* start Task material *
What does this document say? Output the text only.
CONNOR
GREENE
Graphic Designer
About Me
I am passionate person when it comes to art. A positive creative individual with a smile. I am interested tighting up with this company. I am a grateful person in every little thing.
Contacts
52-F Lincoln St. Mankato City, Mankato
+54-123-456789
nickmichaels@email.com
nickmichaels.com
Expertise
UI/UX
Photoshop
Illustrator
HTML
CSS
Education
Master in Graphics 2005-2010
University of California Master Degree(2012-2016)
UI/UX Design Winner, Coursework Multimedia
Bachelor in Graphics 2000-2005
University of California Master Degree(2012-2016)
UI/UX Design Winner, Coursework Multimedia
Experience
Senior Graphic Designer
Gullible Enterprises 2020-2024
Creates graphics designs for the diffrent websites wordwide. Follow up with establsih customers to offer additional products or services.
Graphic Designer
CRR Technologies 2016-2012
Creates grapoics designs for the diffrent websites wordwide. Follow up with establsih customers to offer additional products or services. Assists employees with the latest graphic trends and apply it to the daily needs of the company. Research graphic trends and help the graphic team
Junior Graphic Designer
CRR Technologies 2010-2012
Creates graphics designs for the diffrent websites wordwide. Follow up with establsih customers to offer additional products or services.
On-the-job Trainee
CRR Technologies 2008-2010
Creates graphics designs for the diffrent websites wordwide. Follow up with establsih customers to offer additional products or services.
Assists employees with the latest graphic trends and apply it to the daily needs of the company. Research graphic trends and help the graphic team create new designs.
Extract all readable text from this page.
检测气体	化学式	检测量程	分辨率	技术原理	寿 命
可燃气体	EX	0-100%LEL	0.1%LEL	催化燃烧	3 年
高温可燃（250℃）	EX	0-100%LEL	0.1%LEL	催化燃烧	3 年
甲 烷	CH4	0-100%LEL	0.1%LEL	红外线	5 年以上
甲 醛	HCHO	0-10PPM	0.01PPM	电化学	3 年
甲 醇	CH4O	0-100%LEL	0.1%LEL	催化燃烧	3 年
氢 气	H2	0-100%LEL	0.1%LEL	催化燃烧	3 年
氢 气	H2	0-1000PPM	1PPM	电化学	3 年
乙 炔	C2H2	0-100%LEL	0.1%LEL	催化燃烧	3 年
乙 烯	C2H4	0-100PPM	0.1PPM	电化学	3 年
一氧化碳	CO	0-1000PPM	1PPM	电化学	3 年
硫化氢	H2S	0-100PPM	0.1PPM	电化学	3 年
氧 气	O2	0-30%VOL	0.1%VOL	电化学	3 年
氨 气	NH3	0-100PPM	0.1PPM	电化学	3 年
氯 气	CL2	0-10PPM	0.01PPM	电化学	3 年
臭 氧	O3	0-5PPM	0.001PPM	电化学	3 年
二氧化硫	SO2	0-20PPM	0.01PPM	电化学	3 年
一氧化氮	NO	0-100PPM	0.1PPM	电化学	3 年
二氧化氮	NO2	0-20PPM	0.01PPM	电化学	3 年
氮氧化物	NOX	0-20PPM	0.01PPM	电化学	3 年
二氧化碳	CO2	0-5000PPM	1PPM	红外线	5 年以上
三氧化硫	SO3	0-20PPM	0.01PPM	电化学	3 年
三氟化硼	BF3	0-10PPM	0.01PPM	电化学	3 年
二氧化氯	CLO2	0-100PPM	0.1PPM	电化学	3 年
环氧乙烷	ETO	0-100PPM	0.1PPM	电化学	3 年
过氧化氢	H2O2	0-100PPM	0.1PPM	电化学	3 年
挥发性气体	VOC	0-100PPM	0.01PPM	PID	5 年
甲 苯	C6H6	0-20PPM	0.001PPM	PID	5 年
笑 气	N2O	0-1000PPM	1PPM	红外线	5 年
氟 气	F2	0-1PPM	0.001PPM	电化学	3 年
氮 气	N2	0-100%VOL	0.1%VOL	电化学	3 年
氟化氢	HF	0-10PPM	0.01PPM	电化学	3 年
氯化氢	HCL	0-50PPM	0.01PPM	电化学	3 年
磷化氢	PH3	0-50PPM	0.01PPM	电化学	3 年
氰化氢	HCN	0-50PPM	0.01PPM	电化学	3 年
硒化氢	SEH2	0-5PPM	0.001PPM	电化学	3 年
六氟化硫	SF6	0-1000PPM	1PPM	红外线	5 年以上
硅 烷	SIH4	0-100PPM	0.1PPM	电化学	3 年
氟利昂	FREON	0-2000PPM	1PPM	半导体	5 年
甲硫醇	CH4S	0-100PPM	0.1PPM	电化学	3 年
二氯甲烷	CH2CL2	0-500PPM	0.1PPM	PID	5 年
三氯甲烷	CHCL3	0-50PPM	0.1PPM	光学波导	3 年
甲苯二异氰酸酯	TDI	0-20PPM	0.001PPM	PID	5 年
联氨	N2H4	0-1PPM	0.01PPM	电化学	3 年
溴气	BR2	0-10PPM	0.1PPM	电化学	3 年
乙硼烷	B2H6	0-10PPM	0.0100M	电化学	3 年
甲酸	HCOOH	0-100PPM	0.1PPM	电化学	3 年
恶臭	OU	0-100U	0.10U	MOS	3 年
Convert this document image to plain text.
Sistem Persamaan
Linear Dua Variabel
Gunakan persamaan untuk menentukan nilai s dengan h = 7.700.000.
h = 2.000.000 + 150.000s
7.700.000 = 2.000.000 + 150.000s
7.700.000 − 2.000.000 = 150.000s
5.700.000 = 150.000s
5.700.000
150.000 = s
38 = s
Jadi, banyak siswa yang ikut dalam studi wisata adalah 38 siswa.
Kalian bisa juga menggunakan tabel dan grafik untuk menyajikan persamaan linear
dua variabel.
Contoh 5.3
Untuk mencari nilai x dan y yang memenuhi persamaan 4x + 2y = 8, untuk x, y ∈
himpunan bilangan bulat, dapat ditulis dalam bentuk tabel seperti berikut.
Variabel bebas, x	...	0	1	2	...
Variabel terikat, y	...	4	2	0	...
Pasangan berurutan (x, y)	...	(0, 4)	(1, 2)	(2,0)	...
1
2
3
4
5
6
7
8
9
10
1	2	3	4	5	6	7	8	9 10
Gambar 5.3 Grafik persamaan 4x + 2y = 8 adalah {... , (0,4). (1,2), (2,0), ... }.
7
* end Task material *
* [What is expected]:
Exact output of every entry is required.

* [Worked solution]:
What does this document say? Output the text only.
CONNOR
GREENE
Graphic Designer
About Me
I am passionate person when it comes to art. A positive creative individual with a smile. I am interested tighting up with this company. I am a grateful person in every little thing.
Contacts
52-F Lincoln St. Mankato City, Mankato
+54-123-456789
nickmichaels@email.com
nickmichaels.com
Expertise
UI/UX
Photoshop
Illustrator
HTML
CSS
Education
Master in Graphics 2005-2010
University of California Master Degree(2012-2016)
UI/UX Design Winner, Coursework Multimedia
Bachelor in Graphics 2000-2005
University of California Master Degree(2012-2016)
UI/UX Design Winner, Coursework Multimedia
Experience
Senior Graphic Designer
Gullible Enterprises 2020-2024
Creates graphics designs for the diffrent websites wordwide. Follow up with establsih customers to offer additional products or services.
Graphic Designer
CRR Technologies 2016-2012
Creates grapoics designs for the diffrent websites wordwide. Follow up with establsih customers to offer additional products or services. Assists employees with the latest graphic trends and apply it to the daily needs of the company. Research graphic trends and help the graphic team
Junior Graphic Designer
CRR Technologies 2010-2012
Creates graphics designs for the diffrent websites wordwide. Follow up with establsih customers to offer additional products or services.
On-the-job Trainee
CRR Technologies 2008-2010
Creates graphics designs for the diffrent websites wordwide. Follow up with establsih customers to offer additional products or services.
Assists employees with the latest graphic trends and apply it to the daily needs of the company. Research graphic trends and help the graphic team create new designs.
Extract all readable text from this page.
检测气体	化学式	检测量程	分辨率	技术原理	寿 命
可燃气体	EX	0-100%LEL	0.1%LEL	催化燃烧	3 年
高温可燃（250℃）	EX	0-100%LEL	0.1%LEL	催化燃烧	3 年
甲 烷	CH4	0-100%LEL	0.1%LEL	红外线	5 年以上
甲 醛	HCHO	0-10PPM	0.01PPM	电化学	3 年
甲 醇	CH4O	0-100%LEL	0.1%LEL	催化燃烧	3 年
氢 气	H2	0-100%LEL	0.1%LEL	催化燃烧	3 年
氢 气	H2	0-1000PPM	1PPM	电化学	3 年
乙 炔	C2H2	0-100%LEL	0.1%LEL	催化燃烧	3 年
乙 烯	C2H4	0-100PPM	0.1PPM	电化学	3 年
一氧化碳	CO	0-1000PPM	1PPM	电化学	3 年
硫化氢	H2S	0-100PPM	0.1PPM	电化学	3 年
氧 气	O2	0-30%VOL	0.1%VOL	电化学	3 年
氨 气	NH3	0-100PPM	0.1PPM	电化学	3 年
氯 气	CL2	0-10PPM	0.01PPM	电化学	3 年
臭 氧	O3	0-5PPM	0.001PPM	电化学	3 年
二氧化硫	SO2	0-20PPM	0.01PPM	电化学	3 年
一氧化氮	NO	0-100PPM	0.1PPM	电化学	3 年
二氧化氮	NO2	0-20PPM	0.01PPM	电化学	3 年
氮氧化物	NOX	0-20PPM	0.01PPM	电化学	3 年
二氧化碳	CO2	0-5000PPM	1PPM	红外线	5 年以上
三氧化硫	SO3	0-20PPM	0.01PPM	电化学	3 年
三氟化硼	BF3	0-10PPM	0.01PPM	电化学	3 年
二氧化氯	CLO2	0-100PPM	0.1PPM	电化学	3 年
环氧乙烷	ETO	0-100PPM	0.1PPM	电化学	3 年
过氧化氢	H2O2	0-100PPM	0.1PPM	电化学	3 年
挥发性气体	VOC	0-100PPM	0.01PPM	PID	5 年
甲 苯	C6H6	0-20PPM	0.001PPM	PID	5 年
笑 气	N2O	0-1000PPM	1PPM	红外线	5 年
氟 气	F2	0-1PPM	0.001PPM	电化学	3 年
氮 气	N2	0-100%VOL	0.1%VOL	电化学	3 年
氟化氢	HF	0-10PPM	0.01PPM	电化学	3 年
氯化氢	HCL	0-50PPM	0.01PPM	电化学	3 年
磷化氢	PH3	0-50PPM	0.01PPM	电化学	3 年
氰化氢	HCN	0-50PPM	0.01PPM	电化学	3 年
硒化氢	SEH2	0-5PPM	0.001PPM	电化学	3 年
六氟化硫	SF6	0-1000PPM	1PPM	红外线	5 年以上
硅 烷	SIH4	0-100PPM	0.1PPM	电化学	3 年
氟利昂	FREON	0-2000PPM	1PPM	半导体	5 年
甲硫醇	CH4S	0-100PPM	0.1PPM	电化学	3 年
二氯甲烷	CH2CL2	0-500PPM	0.1PPM	PID	5 年
三氯甲烷	CHCL3	0-50PPM	0.1PPM	光学波导	3 年
甲苯二异氰酸酯	TDI	0-20PPM	0.001PPM	PID	5 年
联氨	N2H4	0-1PPM	0.01PPM	电化学	3 年
溴气	BR2	0-10PPM	0.1PPM	电化学	3 年
乙硼烷	B2H6	0-10PPM	0.0100M	电化学	3 年
甲酸	HCOOH	0-100PPM	0.1PPM	电化学	3 年
恶臭	OU	0-100U	0.10U	MOS	3 年
Convert this document image to plain text.
Sistem Persamaan
Linear Dua Variabel
Gunakan persamaan untuk menentukan nilai s dengan h = 7.700.000.
h = 2.000.000 + 150.000s
7.700.000 = 2.000.000 + 150.000s
7.700.000 − 2.000.000 = 150.000s
5.700.000 = 150.000s
5.700.000
150.000 = s
38 = s
Jadi, banyak siswa yang ikut dalam studi wisata adalah 38 siswa.
Kalian bisa juga menggunakan tabel dan grafik untuk menyajikan persamaan linear
dua variabel.
Contoh 5.3
Untuk mencari nilai x dan y yang memenuhi persamaan 4x + 2y = 8, untuk x, y ∈
himpunan bilangan bulat, dapat ditulis dalam bentuk tabel seperti berikut.
Variabel bebas, x	...	0	1	2	...
Variabel terikat, y	...	4	2	0	...
Pasangan berurutan (x, y)	...	(0, 4)	(1, 2)	(2,0)	...
1
2
3
4
5
6
7
8
9
10
1	2	3	4	5	6	7	8	9 10
Gambar 5.3 Grafik persamaan 4x + 2y = 8 adalah {... , (0,4). (1,2), (2,0), ... }.
7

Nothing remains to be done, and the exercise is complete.